*** Opening of Page text ***

Conversely, for the BJP, this is the bastion it has to hold on to if it wants to get past the talk of “40 per cent commissions” and retain power. No less than Amit Shah is on hand to ignite some firepower at the party’s rallies. The Modi-Shah duo, more than state leaders or even BSY, is the party’s best bet to overcome anti-incumbency.

Voters prefer ideology over growth

The PFI’s political front SDPI has fielded candidates in key constituencies, and as a vote fragmenting element they too may ironically help BJP newbie candidates sail through.

Mangaluru, the anchor city of the region, looks prosperous—almost a micro version of Bengaluru—with malls aglow with signboards for the latest brands and eateries brimming with people. Actually, the BJP’s new ‘development’ plank would seem a better fit here than shrill communal rhetoric. Indeed, the hijab controversy that rocked the region a year ago is not being thrown around much.

*** Close of Page text ***
*** Opening of Records shown ***

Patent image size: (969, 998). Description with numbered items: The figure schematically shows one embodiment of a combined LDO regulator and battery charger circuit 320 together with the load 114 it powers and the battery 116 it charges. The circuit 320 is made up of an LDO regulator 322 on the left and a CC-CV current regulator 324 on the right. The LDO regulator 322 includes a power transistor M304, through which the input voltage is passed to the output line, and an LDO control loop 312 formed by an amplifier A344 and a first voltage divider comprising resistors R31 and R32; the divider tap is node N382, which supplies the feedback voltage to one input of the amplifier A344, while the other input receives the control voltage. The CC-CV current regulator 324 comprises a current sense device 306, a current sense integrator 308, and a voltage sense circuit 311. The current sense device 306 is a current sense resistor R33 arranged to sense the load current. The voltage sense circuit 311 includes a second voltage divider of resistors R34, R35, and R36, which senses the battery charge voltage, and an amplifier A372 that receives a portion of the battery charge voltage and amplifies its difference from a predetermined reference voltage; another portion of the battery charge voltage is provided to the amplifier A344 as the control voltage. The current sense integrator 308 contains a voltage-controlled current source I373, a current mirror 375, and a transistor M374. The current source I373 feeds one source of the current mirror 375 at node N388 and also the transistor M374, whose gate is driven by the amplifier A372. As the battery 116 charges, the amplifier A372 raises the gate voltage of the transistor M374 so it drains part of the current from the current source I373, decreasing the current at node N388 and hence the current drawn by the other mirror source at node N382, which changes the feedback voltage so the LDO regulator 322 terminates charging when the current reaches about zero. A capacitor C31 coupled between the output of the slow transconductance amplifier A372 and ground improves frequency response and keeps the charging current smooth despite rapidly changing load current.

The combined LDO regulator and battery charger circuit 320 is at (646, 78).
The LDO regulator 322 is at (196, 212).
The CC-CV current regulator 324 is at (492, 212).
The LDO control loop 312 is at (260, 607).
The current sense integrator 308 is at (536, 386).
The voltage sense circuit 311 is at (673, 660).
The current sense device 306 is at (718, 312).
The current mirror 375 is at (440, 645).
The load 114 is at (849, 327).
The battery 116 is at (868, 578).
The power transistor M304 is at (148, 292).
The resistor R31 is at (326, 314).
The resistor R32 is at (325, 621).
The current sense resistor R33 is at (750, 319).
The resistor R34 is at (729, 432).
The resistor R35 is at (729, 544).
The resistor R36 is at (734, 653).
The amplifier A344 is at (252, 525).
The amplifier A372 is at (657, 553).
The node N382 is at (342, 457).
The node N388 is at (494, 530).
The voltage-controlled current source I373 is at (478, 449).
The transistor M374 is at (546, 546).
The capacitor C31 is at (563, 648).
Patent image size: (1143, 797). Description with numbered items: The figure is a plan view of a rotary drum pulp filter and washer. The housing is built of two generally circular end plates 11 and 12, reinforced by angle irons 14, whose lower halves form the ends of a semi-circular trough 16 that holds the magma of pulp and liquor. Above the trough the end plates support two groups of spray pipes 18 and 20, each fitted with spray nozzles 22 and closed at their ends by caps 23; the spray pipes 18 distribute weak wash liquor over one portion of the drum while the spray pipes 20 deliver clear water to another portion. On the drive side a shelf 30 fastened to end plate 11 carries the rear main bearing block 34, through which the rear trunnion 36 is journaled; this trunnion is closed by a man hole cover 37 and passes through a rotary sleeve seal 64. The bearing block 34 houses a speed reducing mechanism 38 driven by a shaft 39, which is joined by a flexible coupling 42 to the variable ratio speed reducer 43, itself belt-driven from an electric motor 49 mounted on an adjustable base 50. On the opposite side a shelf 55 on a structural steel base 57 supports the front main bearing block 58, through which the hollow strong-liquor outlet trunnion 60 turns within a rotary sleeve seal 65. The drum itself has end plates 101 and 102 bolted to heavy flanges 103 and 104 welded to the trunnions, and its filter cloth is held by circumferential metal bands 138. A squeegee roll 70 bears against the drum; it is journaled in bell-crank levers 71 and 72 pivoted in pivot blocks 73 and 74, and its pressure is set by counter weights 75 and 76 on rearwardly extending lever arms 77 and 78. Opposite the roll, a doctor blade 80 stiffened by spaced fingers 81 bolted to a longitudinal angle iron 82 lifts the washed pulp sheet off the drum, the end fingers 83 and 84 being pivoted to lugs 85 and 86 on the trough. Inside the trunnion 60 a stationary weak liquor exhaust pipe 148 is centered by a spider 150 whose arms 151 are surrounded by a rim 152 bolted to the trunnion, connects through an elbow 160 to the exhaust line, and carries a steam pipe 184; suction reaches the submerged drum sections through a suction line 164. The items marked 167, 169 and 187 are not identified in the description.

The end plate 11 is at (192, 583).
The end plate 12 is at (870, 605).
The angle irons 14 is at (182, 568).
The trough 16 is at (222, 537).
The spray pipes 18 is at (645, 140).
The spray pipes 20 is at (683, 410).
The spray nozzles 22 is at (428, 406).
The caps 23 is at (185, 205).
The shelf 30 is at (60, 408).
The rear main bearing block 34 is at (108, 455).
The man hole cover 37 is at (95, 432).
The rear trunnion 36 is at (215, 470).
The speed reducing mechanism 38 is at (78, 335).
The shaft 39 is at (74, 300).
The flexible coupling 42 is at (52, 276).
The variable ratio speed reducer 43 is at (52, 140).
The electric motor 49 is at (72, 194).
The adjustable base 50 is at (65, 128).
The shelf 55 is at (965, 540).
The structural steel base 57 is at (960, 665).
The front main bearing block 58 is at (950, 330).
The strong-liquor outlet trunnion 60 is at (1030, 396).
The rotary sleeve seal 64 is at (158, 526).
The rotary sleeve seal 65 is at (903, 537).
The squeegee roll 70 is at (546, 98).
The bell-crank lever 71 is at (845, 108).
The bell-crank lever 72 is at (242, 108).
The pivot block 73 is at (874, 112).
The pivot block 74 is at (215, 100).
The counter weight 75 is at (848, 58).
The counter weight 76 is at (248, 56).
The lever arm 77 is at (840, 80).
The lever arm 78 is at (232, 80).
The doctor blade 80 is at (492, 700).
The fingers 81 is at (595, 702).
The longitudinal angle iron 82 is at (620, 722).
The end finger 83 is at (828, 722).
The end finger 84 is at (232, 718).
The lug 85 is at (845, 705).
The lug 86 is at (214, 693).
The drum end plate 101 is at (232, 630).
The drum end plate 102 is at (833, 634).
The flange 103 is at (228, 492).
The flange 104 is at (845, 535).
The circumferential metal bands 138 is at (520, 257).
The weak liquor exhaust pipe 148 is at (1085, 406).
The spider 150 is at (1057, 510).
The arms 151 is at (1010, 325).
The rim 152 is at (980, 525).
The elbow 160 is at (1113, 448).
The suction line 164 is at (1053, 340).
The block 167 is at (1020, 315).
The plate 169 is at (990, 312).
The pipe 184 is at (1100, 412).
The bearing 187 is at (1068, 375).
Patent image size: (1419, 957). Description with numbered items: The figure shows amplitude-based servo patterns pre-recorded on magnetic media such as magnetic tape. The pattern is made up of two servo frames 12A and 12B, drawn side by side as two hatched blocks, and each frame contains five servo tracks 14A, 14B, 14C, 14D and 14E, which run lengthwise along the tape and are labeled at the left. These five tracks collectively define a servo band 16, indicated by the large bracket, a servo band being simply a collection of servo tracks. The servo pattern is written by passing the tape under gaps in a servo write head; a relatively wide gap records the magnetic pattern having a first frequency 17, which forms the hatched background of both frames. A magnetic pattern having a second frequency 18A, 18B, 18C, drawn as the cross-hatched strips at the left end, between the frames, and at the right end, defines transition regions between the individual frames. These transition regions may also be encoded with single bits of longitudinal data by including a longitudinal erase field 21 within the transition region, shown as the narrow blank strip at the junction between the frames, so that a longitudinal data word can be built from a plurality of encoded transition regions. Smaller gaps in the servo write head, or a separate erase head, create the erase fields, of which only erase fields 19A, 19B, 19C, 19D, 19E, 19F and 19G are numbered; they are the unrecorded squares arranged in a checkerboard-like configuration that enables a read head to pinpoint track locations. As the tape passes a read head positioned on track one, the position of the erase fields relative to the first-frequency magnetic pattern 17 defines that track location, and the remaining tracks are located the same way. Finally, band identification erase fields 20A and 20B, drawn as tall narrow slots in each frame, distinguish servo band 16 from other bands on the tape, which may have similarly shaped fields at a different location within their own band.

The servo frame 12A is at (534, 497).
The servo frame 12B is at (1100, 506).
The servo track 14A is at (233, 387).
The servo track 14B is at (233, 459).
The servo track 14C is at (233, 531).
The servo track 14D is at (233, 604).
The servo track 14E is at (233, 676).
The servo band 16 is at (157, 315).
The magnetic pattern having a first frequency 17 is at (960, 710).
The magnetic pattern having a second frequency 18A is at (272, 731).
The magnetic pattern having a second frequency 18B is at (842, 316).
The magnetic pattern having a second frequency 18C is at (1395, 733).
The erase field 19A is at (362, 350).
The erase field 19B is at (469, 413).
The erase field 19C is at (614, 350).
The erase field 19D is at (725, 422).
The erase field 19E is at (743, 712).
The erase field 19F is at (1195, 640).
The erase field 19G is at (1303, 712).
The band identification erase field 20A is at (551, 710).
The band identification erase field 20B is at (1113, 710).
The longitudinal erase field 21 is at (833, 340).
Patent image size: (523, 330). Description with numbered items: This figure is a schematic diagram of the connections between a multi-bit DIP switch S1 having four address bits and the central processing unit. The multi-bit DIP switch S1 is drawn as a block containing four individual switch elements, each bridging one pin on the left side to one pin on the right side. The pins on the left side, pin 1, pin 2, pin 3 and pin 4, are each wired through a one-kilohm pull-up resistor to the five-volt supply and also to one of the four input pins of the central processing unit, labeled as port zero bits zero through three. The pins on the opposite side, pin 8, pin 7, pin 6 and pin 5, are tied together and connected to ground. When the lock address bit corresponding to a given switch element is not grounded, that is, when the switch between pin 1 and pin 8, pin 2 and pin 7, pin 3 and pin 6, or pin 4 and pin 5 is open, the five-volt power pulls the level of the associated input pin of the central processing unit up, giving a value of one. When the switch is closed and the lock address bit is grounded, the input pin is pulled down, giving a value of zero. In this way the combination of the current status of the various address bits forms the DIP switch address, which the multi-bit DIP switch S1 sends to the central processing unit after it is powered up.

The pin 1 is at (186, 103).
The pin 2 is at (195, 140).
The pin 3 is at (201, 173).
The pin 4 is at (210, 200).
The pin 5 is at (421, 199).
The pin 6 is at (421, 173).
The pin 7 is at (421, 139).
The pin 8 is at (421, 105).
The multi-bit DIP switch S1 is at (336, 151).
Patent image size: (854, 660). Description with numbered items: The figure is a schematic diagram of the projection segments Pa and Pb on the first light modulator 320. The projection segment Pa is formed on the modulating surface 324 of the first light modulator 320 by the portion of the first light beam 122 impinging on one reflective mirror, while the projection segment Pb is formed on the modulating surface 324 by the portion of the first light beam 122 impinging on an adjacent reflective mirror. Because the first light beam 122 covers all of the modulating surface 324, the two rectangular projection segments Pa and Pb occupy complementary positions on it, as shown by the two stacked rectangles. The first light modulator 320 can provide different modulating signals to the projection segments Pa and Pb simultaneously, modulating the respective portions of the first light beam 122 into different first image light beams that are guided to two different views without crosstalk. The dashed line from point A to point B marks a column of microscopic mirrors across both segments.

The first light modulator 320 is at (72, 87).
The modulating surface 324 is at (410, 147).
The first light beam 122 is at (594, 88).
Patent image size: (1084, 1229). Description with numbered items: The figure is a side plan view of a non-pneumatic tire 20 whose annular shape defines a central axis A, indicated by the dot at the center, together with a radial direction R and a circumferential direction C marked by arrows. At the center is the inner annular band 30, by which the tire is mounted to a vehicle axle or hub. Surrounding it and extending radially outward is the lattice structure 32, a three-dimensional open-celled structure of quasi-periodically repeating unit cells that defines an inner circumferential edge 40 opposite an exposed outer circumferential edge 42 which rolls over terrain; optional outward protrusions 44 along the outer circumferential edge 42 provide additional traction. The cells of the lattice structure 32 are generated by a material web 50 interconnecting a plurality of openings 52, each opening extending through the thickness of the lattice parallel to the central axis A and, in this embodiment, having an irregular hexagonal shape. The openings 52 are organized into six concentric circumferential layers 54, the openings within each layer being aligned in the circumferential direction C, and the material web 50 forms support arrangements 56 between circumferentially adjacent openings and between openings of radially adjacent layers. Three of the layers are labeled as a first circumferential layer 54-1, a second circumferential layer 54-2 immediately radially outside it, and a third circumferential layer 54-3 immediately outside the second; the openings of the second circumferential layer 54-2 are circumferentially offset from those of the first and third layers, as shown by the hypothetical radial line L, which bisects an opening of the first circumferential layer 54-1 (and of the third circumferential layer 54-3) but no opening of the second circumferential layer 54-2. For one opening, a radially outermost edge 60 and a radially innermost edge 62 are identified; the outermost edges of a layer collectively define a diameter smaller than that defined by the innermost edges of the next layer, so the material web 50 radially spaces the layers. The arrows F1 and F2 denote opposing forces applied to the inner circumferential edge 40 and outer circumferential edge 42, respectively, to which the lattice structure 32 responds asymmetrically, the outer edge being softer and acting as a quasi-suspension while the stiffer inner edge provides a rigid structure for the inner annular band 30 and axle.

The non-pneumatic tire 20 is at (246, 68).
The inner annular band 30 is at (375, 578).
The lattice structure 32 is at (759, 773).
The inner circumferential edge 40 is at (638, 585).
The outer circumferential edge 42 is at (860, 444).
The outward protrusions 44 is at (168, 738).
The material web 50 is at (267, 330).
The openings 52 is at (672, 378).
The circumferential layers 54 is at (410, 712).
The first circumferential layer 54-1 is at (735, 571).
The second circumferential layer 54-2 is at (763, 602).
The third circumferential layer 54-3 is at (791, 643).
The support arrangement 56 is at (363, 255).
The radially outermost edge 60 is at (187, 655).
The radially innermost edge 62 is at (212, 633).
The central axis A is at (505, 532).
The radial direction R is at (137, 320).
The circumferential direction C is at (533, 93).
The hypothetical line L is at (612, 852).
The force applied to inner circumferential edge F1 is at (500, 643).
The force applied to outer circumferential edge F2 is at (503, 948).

*** Close of Records shown ***

Work task A
Answer these questions from the election article:
(i) Who is on hand to ignite some firepower at the BJP's rallies?
(ii) Which political front has fielded candidates in key constituencies?
(iii) Which city is called the anchor city of the region?
Work task B
Retype the stretch of the election article from "Conversely, for the" through "to overcome anti-incumbency.".
Work task C
Continue the election article from where it stops.
The records have no connection to the election article.

Answer box A
(i) Amit Shah.
(ii) The SDPI, the PFI's political front.
(iii) Mangaluru.

Answer box B
Conversely, for the BJP, this is the bastion it has to hold on to if it wants to get past the talk of “40 per cent commissions” and retain power. No less than Amit Shah is on hand to ignite some firepower at the party’s rallies. The Modi-Shah duo, more than state leaders or even BSY, is the party’s best bet to overcome anti-incumbency.

Answer box C
Even the killing of BJP Yuva Morcha activist Praveen Nattaru, on which this paper keeps getting letters-to-the-Editor, is kept out of discussions. But all of it is doubtless alive at the psychological level. Teaching faculty at educational institutes express concern over the deep divide it has caused among the student community and say it “may have a bearing” on how they vote.

Despite the BJP’s attempt to stay away from the usual rhetoric, their staunch voters poohpooh the Congress campaign on corruption and price rise— not on the facts themselves, but “because they are Hindutva.” That the Mangaluru-Bengaluru highway remains unfinished—because of a change of contractors midway — does not make it any easier for them. Instead, they point to the sprucing up of the temples that dot the region —something “the Congress never did”— as an achievement of the BJP.

Ironically, the region’s prosperity — all three major communities, Hindu, Christian and Muslim, being reasonably better off here — is precisely what seems to also breed division. Particularly, the purchasing and trading power of the Muslim community, with many Gulf returnees among them and robust remittances for most others, is a source of underlying envy for the educated unemployed non-Muslim youth.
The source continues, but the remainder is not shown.